# [Excerpt provided]
Overview
Builds a content brief from real SERP analysis: search intent, structure, subtopics, entities, and related questions.
Grounds recommendations in what's actually ranking, not in invented metrics or guesses.
Flags ambiguous intent (e.g. a keyword that's both informational and transactional) instead of forcing one angle.
Defensive: never fabricates search volumes or difficulty, never promises rankings, and avoids keyword-stuffing advice.
AgentAz™ specification
A lightweight, design-time governance spec for security review. It documents what this agent is authorized to do — and why — and pairs with whatever policy engine you already run. It does not enforce anything at runtime.
Machine-readable contract (agentaz.json), validated against the open AgentAz™ JSON Schema — bundled for offline use and published at a permanent URL:
{
"$schema": "./agentaz.schema.json",
"version": "2.0.0",
"last_reviewed": "2026-06-24",
"agent_id": "seo-brief-agent",
"trust_level": "A2",
"dna_pattern": "Synthesis",
"worst_case_action": "Produces a weak SEO brief for human review. No ranking guarantees; cannot publish.",
"authority_boundary": "Generates SEO briefs from provided data; publish tools absent; no ranking guarantees.",
"tags": [
"seo",
"content-brief",
"read-only",
"human-review"
],
"tool_boundary": {
"allowed_tools": [
"read_data",
"define_intent",
"build_outline",
"map_internal_links"
],
"execution_tools_absent": true
},
"output_boundary": {
"format": "structured_json",
"never_emits": [
"publish",
"action"
],
"no_ranking_guarantee": true
},
"cost_boundary": {
"max_usd_per_trace_loop": 0.2,
"alert_threshold_usd": 0.14
},
"loop_boundary": {
"max_reasoning_turns": 8
},
"human_handoff": {
"triggers": [
"unclear_intent",
"thin_data"

# [Excerpted records]
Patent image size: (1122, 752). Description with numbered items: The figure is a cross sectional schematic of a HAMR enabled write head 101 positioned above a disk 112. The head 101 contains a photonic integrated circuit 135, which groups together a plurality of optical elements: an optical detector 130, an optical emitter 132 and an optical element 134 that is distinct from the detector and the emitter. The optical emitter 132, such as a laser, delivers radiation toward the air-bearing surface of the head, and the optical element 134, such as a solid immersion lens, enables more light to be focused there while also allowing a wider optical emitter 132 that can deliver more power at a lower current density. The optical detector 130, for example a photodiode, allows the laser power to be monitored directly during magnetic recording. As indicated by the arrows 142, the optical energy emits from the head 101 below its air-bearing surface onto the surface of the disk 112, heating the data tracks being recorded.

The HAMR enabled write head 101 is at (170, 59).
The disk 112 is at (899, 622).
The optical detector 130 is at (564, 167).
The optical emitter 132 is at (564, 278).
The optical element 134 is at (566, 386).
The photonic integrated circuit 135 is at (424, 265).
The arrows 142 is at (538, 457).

# [What this task involves]
How does the SEO brief agent specification go on after its last line? Continue it from there.

# [Result]
],
"destination": "content_owner"
},
"audit": {
"append_only": true,
"logs": [
"brief",
"inputs"
]
}
}New to this? Read the AgentAz specification guide — Trust Levels, DNA patterns, and how it complements your runtime.
AgentAz™ is open source under Apache-2.0 — schema (frozen v1.0.0) and source on GitHub.
Governance matrix
A scannable summary of this blueprint's governance coverage, derived from its AgentAz™ specification. It documents the boundaries that already ship — not new functionality.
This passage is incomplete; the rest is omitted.